* _Data entries_:
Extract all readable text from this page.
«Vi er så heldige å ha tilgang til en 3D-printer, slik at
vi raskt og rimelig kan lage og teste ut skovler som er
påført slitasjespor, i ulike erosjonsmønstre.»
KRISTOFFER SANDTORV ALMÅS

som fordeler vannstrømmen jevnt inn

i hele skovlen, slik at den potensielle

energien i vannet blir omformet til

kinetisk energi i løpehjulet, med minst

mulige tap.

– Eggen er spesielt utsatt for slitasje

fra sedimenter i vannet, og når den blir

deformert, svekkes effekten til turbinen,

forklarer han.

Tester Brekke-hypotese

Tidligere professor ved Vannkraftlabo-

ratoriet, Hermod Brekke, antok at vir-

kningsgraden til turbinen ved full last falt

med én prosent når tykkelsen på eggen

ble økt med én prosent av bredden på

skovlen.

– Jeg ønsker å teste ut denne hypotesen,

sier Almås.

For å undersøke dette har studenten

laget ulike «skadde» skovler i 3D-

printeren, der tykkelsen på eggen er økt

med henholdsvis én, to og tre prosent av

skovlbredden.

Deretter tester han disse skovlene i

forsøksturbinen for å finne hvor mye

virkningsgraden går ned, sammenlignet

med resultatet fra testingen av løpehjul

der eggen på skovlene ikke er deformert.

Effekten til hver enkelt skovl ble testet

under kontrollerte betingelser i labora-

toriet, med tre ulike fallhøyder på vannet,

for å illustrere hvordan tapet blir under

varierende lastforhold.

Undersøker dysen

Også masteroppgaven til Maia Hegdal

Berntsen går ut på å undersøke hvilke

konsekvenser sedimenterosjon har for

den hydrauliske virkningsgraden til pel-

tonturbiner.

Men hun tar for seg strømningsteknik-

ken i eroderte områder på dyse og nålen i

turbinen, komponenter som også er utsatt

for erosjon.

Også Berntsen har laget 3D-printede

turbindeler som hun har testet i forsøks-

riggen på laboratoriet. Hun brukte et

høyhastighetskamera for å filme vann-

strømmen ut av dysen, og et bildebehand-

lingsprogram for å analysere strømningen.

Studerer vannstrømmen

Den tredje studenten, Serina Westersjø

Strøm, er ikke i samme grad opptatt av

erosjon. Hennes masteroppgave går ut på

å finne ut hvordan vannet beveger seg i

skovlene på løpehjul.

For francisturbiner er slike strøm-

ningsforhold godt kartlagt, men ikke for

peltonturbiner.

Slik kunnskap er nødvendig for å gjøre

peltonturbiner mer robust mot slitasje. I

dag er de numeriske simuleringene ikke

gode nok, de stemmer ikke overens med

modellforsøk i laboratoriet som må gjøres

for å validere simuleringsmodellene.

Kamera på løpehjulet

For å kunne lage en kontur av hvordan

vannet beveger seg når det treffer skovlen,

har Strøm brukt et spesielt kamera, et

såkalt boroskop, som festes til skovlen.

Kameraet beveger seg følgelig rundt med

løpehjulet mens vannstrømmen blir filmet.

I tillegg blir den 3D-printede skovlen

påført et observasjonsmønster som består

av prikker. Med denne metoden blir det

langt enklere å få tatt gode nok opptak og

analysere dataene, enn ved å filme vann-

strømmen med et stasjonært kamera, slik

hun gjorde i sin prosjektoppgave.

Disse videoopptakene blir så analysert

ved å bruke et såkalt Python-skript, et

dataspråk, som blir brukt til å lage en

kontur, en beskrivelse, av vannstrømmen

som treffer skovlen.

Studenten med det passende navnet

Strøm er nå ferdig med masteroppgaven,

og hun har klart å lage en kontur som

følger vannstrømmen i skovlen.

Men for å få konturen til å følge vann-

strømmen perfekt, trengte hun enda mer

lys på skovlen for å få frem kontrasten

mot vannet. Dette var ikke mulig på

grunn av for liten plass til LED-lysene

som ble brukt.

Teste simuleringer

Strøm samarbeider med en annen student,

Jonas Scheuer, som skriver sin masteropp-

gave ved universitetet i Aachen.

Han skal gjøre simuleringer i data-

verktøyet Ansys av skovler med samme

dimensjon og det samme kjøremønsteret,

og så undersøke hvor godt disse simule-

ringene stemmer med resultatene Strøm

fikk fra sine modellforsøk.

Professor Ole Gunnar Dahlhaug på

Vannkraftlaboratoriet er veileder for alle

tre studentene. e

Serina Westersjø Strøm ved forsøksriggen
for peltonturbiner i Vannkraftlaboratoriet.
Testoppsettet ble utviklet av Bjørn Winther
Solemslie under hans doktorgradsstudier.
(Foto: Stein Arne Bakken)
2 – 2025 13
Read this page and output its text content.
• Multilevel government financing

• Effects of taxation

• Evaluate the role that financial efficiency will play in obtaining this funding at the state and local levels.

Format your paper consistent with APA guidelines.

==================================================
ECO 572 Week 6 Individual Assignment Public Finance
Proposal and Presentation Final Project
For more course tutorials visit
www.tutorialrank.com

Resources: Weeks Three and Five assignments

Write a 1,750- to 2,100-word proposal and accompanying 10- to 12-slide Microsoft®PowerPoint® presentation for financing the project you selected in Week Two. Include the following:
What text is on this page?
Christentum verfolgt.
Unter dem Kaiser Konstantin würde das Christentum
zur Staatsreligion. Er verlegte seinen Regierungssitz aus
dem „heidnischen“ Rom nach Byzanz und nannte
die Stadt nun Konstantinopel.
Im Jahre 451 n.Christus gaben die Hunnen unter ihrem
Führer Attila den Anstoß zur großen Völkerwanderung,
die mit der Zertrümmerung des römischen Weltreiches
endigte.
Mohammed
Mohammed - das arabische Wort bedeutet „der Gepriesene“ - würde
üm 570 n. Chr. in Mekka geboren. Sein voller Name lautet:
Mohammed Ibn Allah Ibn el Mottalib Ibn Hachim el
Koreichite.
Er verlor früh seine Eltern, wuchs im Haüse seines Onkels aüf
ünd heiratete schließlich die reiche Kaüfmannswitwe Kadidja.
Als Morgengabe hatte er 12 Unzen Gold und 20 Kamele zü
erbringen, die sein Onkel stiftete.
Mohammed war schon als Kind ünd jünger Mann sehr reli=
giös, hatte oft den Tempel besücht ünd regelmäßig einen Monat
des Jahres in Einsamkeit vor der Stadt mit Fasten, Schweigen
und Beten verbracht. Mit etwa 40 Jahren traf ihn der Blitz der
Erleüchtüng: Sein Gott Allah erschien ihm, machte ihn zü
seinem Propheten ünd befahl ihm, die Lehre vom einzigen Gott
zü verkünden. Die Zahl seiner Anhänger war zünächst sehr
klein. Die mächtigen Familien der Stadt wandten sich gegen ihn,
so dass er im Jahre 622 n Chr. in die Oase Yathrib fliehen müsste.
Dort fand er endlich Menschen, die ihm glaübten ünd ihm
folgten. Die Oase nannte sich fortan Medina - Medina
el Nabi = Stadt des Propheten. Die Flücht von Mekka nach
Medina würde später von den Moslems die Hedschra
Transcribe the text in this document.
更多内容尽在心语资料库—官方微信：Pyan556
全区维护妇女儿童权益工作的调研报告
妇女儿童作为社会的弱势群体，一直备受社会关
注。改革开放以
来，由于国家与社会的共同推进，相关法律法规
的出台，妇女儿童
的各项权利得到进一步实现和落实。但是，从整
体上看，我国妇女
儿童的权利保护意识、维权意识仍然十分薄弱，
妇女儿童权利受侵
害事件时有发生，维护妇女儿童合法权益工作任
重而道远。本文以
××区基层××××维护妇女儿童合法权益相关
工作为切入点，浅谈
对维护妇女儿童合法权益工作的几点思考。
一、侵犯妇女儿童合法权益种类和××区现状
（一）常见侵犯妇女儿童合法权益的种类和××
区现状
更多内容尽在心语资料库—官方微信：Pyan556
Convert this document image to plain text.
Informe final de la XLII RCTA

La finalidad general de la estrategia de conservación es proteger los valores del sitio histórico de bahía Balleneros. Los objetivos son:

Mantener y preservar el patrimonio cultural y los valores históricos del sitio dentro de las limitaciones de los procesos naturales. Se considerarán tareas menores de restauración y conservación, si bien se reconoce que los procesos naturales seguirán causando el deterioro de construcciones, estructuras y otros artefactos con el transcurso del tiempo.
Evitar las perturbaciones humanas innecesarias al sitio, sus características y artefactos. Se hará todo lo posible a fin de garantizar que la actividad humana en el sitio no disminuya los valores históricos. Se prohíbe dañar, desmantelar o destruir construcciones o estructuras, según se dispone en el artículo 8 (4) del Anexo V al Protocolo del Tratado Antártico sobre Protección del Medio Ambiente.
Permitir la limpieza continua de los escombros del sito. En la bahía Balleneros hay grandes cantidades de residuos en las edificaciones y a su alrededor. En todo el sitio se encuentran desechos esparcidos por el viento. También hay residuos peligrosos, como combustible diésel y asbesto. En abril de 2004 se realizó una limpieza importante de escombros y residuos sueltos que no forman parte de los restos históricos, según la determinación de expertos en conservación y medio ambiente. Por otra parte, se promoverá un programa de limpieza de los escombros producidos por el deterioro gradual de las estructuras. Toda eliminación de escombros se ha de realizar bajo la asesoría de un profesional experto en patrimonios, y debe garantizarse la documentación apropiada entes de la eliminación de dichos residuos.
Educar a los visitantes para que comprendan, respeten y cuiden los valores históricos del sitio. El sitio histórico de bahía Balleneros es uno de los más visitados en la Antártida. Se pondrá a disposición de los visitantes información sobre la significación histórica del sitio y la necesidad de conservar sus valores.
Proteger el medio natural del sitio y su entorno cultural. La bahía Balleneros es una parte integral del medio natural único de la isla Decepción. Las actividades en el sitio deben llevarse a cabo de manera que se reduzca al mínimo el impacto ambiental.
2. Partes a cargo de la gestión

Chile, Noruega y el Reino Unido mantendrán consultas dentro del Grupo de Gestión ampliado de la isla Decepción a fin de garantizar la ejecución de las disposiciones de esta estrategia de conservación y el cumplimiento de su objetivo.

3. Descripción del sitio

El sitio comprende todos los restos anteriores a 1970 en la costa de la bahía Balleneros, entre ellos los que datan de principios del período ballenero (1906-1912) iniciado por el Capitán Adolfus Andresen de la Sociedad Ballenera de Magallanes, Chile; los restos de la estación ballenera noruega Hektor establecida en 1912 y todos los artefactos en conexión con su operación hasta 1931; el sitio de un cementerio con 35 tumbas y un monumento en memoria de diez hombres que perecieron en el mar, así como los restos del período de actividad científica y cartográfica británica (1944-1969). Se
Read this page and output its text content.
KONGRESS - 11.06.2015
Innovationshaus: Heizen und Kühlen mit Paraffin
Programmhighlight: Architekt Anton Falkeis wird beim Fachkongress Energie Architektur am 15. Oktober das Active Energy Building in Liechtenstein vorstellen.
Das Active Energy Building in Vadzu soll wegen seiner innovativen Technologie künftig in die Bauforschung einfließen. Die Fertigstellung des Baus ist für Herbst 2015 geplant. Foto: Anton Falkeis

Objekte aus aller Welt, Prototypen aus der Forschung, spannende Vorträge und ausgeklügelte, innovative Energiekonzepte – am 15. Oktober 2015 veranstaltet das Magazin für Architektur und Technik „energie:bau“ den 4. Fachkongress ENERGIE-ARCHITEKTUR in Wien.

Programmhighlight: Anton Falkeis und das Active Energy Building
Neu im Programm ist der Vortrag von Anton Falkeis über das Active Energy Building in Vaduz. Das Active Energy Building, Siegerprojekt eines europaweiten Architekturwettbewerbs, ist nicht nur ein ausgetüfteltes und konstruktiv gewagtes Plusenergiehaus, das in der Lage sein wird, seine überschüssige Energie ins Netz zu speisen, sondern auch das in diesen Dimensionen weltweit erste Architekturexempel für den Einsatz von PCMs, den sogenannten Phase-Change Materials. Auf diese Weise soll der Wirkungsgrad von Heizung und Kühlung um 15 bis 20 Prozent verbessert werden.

* _SHORT PROBLEM_: Select all lines with the word "Oase" from the entries above.

* _RESULT OF THIS TASK_:
so dass er im Jahre 622 n Chr. in die Oase Yathrib fliehen müsste.
folgten. Die Oase nannte sich fortan Medina - Medina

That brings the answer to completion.